The exercise
Copy each of the entries below faithfully, setting aside any pictures.

○ ○ ○

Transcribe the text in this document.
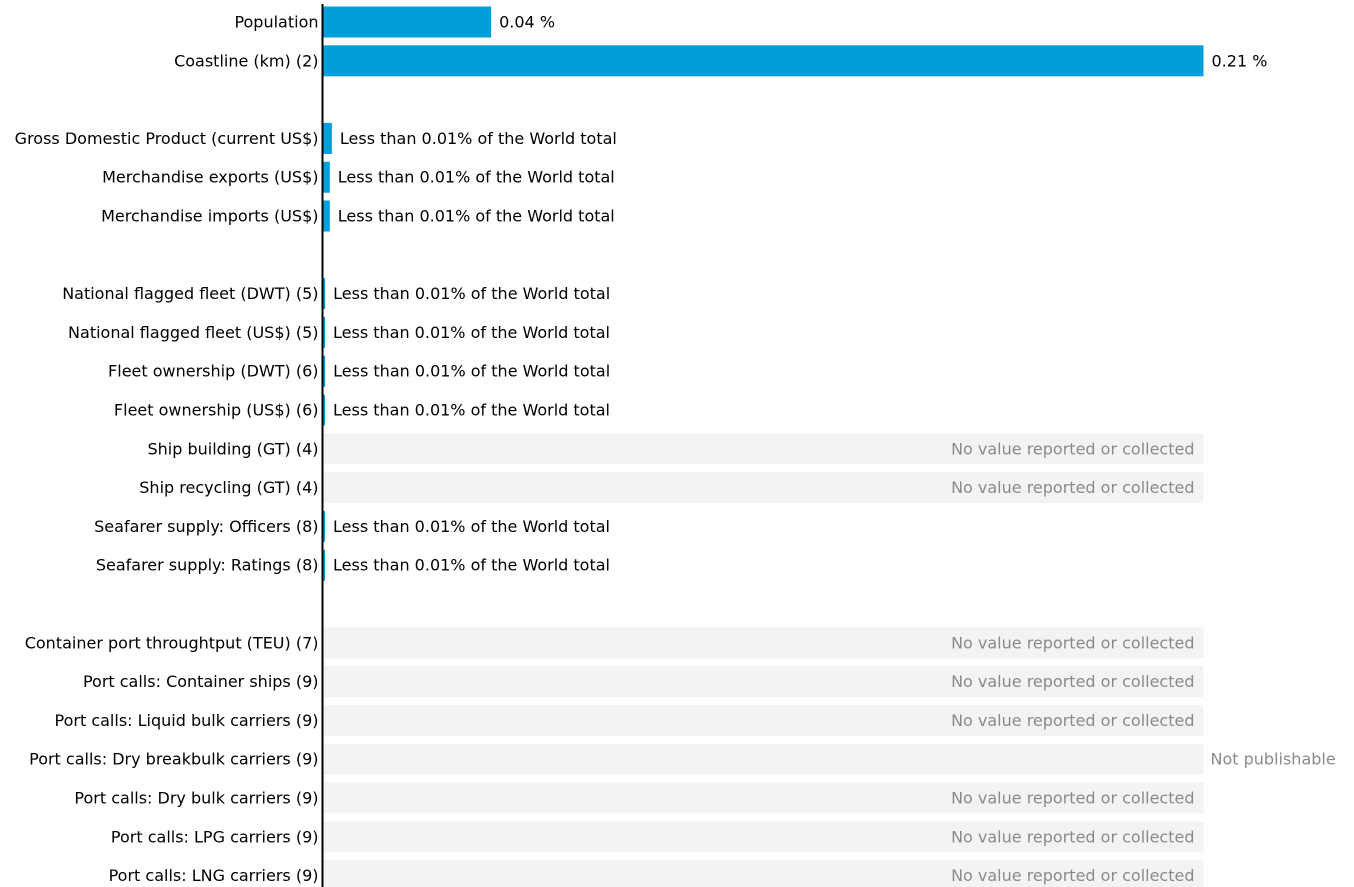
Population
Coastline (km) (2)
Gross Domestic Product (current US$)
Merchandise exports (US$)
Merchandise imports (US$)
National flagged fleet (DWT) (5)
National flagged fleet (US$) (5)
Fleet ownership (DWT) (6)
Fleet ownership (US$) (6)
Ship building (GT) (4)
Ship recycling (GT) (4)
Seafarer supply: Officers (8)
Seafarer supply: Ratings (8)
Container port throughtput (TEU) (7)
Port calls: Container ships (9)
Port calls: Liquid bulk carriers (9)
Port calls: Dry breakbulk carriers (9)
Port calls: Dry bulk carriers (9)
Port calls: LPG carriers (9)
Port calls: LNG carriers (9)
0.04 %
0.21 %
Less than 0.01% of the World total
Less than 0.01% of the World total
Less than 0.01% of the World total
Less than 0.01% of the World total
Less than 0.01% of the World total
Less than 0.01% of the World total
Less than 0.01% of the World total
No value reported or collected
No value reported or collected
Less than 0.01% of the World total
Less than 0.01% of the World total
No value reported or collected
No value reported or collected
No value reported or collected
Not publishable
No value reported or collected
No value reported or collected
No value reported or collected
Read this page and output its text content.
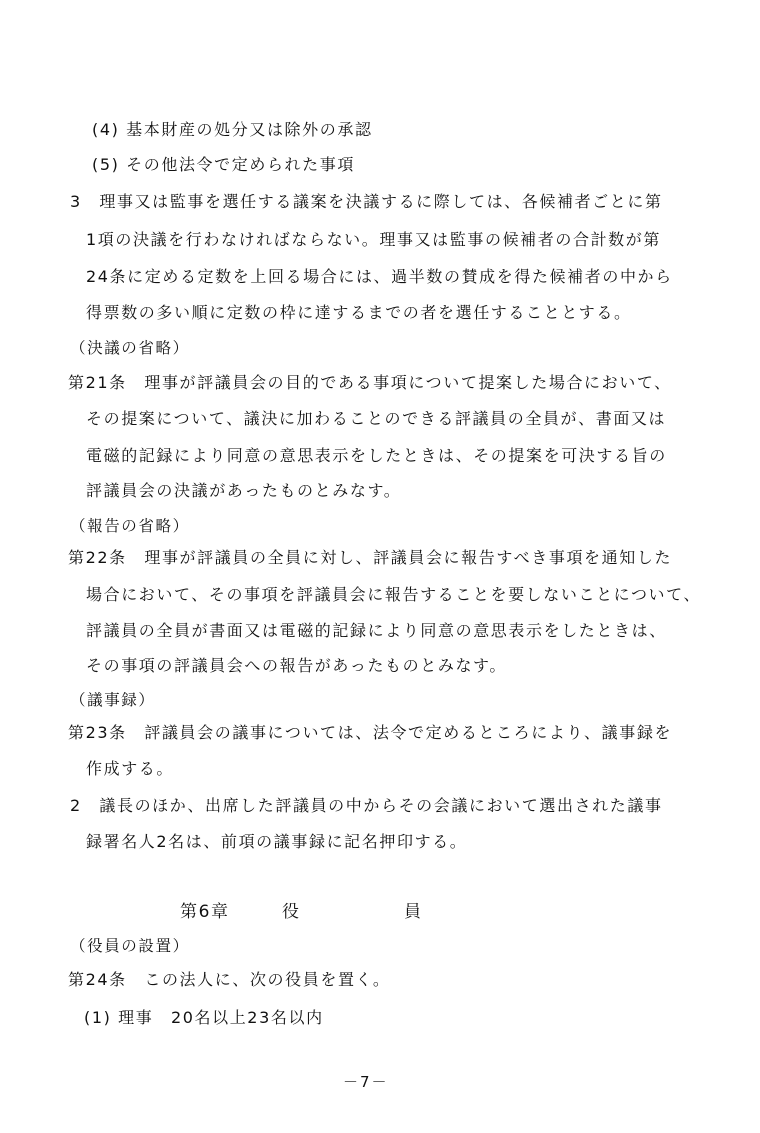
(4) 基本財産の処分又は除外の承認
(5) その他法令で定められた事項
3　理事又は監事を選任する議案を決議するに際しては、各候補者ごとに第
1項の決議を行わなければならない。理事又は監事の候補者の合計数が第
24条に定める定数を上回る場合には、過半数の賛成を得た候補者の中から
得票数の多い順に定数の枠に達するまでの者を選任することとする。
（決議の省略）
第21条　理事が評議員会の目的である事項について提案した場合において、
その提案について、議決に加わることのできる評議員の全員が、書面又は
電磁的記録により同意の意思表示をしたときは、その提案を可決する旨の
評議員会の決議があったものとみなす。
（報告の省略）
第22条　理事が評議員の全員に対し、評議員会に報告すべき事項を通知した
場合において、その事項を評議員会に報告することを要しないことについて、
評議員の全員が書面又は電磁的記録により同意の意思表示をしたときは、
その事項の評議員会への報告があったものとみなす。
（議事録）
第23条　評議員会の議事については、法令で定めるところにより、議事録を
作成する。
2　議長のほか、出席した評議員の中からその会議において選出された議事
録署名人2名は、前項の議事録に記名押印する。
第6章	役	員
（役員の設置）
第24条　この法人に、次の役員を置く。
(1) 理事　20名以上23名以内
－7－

○ ○ ○

Final result
Transcribe the text in this document.
Population
Coastline (km) (2)
Gross Domestic Product (current US$)
Merchandise exports (US$)
Merchandise imports (US$)
National flagged fleet (DWT) (5)
National flagged fleet (US$) (5)
Fleet ownership (DWT) (6)
Fleet ownership (US$) (6)
Ship building (GT) (4)
Ship recycling (GT) (4)
Seafarer supply: Officers (8)
Seafarer supply: Ratings (8)
Container port throughtput (TEU) (7)
Port calls: Container ships (9)
Port calls: Liquid bulk carriers (9)
Port calls: Dry breakbulk carriers (9)
Port calls: Dry bulk carriers (9)
Port calls: LPG carriers (9)
Port calls: LNG carriers (9)
0.04 %
0.21 %
Less than 0.01% of the World total
Less than 0.01% of the World total
Less than 0.01% of the World total
Less than 0.01% of the World total
Less than 0.01% of the World total
Less than 0.01% of the World total
Less than 0.01% of the World total
No value reported or collected
No value reported or collected
Less than 0.01% of the World total
Less than 0.01% of the World total
No value reported or collected
No value reported or collected
No value reported or collected
Not publishable
No value reported or collected
No value reported or collected
No value reported or collected
Read this page and output its text content.
(4) 基本財産の処分又は除外の承認
(5) その他法令で定められた事項
3　理事又は監事を選任する議案を決議するに際しては、各候補者ごとに第
1項の決議を行わなければならない。理事又は監事の候補者の合計数が第
24条に定める定数を上回る場合には、過半数の賛成を得た候補者の中から
得票数の多い順に定数の枠に達するまでの者を選任することとする。
（決議の省略）
第21条　理事が評議員会の目的である事項について提案した場合において、
その提案について、議決に加わることのできる評議員の全員が、書面又は
電磁的記録により同意の意思表示をしたときは、その提案を可決する旨の
評議員会の決議があったものとみなす。
（報告の省略）
第22条　理事が評議員の全員に対し、評議員会に報告すべき事項を通知した
場合において、その事項を評議員会に報告することを要しないことについて、
評議員の全員が書面又は電磁的記録により同意の意思表示をしたときは、
その事項の評議員会への報告があったものとみなす。
（議事録）
第23条　評議員会の議事については、法令で定めるところにより、議事録を
作成する。
2　議長のほか、出席した評議員の中からその会議において選出された議事
録署名人2名は、前項の議事録に記名押印する。
第6章	役	員
（役員の設置）
第24条　この法人に、次の役員を置く。
(1) 理事　20名以上23名以内
－7－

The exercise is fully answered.